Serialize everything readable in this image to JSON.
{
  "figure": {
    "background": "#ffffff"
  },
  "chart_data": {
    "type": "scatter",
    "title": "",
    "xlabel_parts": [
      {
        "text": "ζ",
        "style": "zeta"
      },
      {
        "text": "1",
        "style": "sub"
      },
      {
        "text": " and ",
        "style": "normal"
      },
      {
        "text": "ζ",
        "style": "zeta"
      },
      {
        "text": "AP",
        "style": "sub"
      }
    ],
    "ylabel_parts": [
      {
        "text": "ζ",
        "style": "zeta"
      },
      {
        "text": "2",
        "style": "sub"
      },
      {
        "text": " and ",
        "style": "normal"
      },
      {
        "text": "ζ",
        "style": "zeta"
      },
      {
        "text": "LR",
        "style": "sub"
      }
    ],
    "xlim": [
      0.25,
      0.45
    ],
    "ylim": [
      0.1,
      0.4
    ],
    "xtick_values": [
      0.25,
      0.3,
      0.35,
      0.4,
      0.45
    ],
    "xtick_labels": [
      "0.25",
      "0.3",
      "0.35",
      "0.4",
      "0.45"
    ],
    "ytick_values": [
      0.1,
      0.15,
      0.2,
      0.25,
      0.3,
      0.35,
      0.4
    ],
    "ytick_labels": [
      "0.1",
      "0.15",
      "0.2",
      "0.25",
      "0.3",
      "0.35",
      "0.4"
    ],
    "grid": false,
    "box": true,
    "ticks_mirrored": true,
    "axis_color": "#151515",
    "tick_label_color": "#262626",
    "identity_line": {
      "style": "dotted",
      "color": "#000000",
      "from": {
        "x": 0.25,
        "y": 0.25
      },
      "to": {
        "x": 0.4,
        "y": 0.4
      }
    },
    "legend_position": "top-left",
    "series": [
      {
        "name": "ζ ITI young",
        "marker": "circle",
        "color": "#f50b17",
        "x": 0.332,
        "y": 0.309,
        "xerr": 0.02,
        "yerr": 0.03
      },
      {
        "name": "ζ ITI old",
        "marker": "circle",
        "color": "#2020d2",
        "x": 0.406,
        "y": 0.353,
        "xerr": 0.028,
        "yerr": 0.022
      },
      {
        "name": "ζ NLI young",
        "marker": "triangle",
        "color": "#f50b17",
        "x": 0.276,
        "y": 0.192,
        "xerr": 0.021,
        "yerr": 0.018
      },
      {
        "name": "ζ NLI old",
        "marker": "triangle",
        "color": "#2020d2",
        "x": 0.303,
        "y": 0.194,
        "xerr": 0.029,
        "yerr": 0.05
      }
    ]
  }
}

• • •

Description of the task.
Return the full listing, character for character.

Solved exercise.
Serialize everything readable in this image to JSON.
{
  "figure": {
    "background": "#ffffff"
  },
  "chart_data": {
    "type": "scatter",
    "title": "",
    "xlabel_parts": [
      {
        "text": "ζ",
        "style": "zeta"
      },
      {
        "text": "1",
        "style": "sub"
      },
      {
        "text": " and ",
        "style": "normal"
      },
      {
        "text": "ζ",
        "style": "zeta"
      },
      {
        "text": "AP",
        "style": "sub"
      }
    ],
    "ylabel_parts": [
      {
        "text": "ζ",
        "style": "zeta"
      },
      {
        "text": "2",
        "style": "sub"
      },
      {
        "text": " and ",
        "style": "normal"
      },
      {
        "text": "ζ",
        "style": "zeta"
      },
      {
        "text": "LR",
        "style": "sub"
      }
    ],
    "xlim": [
      0.25,
      0.45
    ],
    "ylim": [
      0.1,
      0.4
    ],
    "xtick_values": [
      0.25,
      0.3,
      0.35,
      0.4,
      0.45
    ],
    "xtick_labels": [
      "0.25",
      "0.3",
      "0.35",
      "0.4",
      "0.45"
    ],
    "ytick_values": [
      0.1,
      0.15,
      0.2,
      0.25,
      0.3,
      0.35,
      0.4
    ],
    "ytick_labels": [
      "0.1",
      "0.15",
      "0.2",
      "0.25",
      "0.3",
      "0.35",
      "0.4"
    ],
    "grid": false,
    "box": true,
    "ticks_mirrored": true,
    "axis_color": "#151515",
    "tick_label_color": "#262626",
    "identity_line": {
      "style": "dotted",
      "color": "#000000",
      "from": {
        "x": 0.25,
        "y": 0.25
      },
      "to": {
        "x": 0.4,
        "y": 0.4
      }
    },
    "legend_position": "top-left",
    "series": [
      {
        "name": "ζ ITI young",
        "marker": "circle",
        "color": "#f50b17",
        "x": 0.332,
        "y": 0.309,
        "xerr": 0.02,
        "yerr": 0.03
      },
      {
        "name": "ζ ITI old",
        "marker": "circle",
        "color": "#2020d2",
        "x": 0.406,
        "y": 0.353,
        "xerr": 0.028,
        "yerr": 0.022
      },
      {
        "name": "ζ NLI young",
        "marker": "triangle",
        "color": "#f50b17",
        "x": 0.276,
        "y": 0.192,
        "xerr": 0.021,
        "yerr": 0.018
      },
      {
        "name": "ζ NLI old",
        "marker": "triangle",
        "color": "#2020d2",
        "x": 0.303,
        "y": 0.194,
        "xerr": 0.029,
        "yerr": 0.05
      }
    ]
  }
}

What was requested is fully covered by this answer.